[Raw records]
— start —

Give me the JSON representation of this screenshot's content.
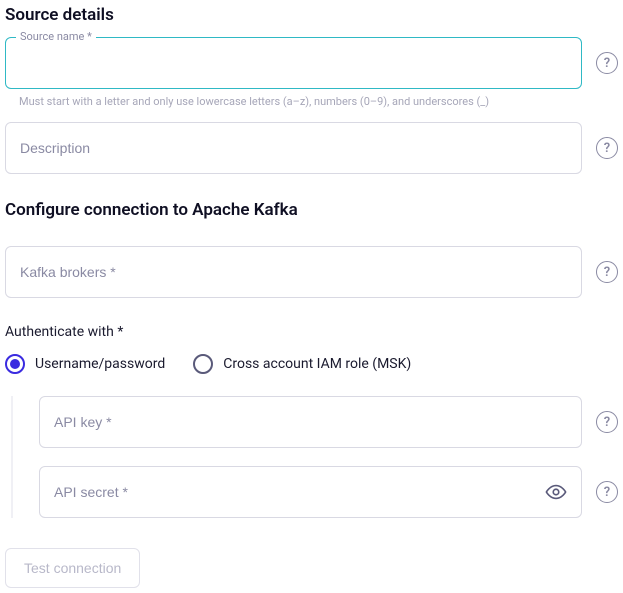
{
  "sections": {
    "source_details_title": "Source details",
    "configure_title": "Configure connection to Apache Kafka"
  },
  "fields": {
    "source_name": {
      "label": "Source name *",
      "value": "",
      "hint": "Must start with a letter and only use lowercase letters (a–z), numbers (0–9), and underscores (_)"
    },
    "description": {
      "placeholder": "Description",
      "value": ""
    },
    "kafka_brokers": {
      "placeholder": "Kafka brokers *",
      "value": ""
    },
    "api_key": {
      "placeholder": "API key *",
      "value": ""
    },
    "api_secret": {
      "placeholder": "API secret *",
      "value": ""
    }
  },
  "auth": {
    "label": "Authenticate with *",
    "options": {
      "userpass": "Username/password",
      "iam": "Cross account IAM role (MSK)"
    },
    "selected": "userpass"
  },
  "buttons": {
    "test_connection": "Test connection"
  },
  "glyphs": {
    "help": "?"
  }
}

— end —

*YOUR TASK*:
Above are the records; reproduce them exactly and leave out the pictures.

*OUTPUT OF THE TASK*:
Give me the JSON representation of this screenshot's content.
{
  "sections": {
    "source_details_title": "Source details",
    "configure_title": "Configure connection to Apache Kafka"
  },
  "fields": {
    "source_name": {
      "label": "Source name *",
      "value": "",
      "hint": "Must start with a letter and only use lowercase letters (a–z), numbers (0–9), and underscores (_)"
    },
    "description": {
      "placeholder": "Description",
      "value": ""
    },
    "kafka_brokers": {
      "placeholder": "Kafka brokers *",
      "value": ""
    },
    "api_key": {
      "placeholder": "API key *",
      "value": ""
    },
    "api_secret": {
      "placeholder": "API secret *",
      "value": ""
    }
  },
  "auth": {
    "label": "Authenticate with *",
    "options": {
      "userpass": "Username/password",
      "iam": "Cross account IAM role (MSK)"
    },
    "selected": "userpass"
  },
  "buttons": {
    "test_connection": "Test connection"
  },
  "glyphs": {
    "help": "?"
  }
}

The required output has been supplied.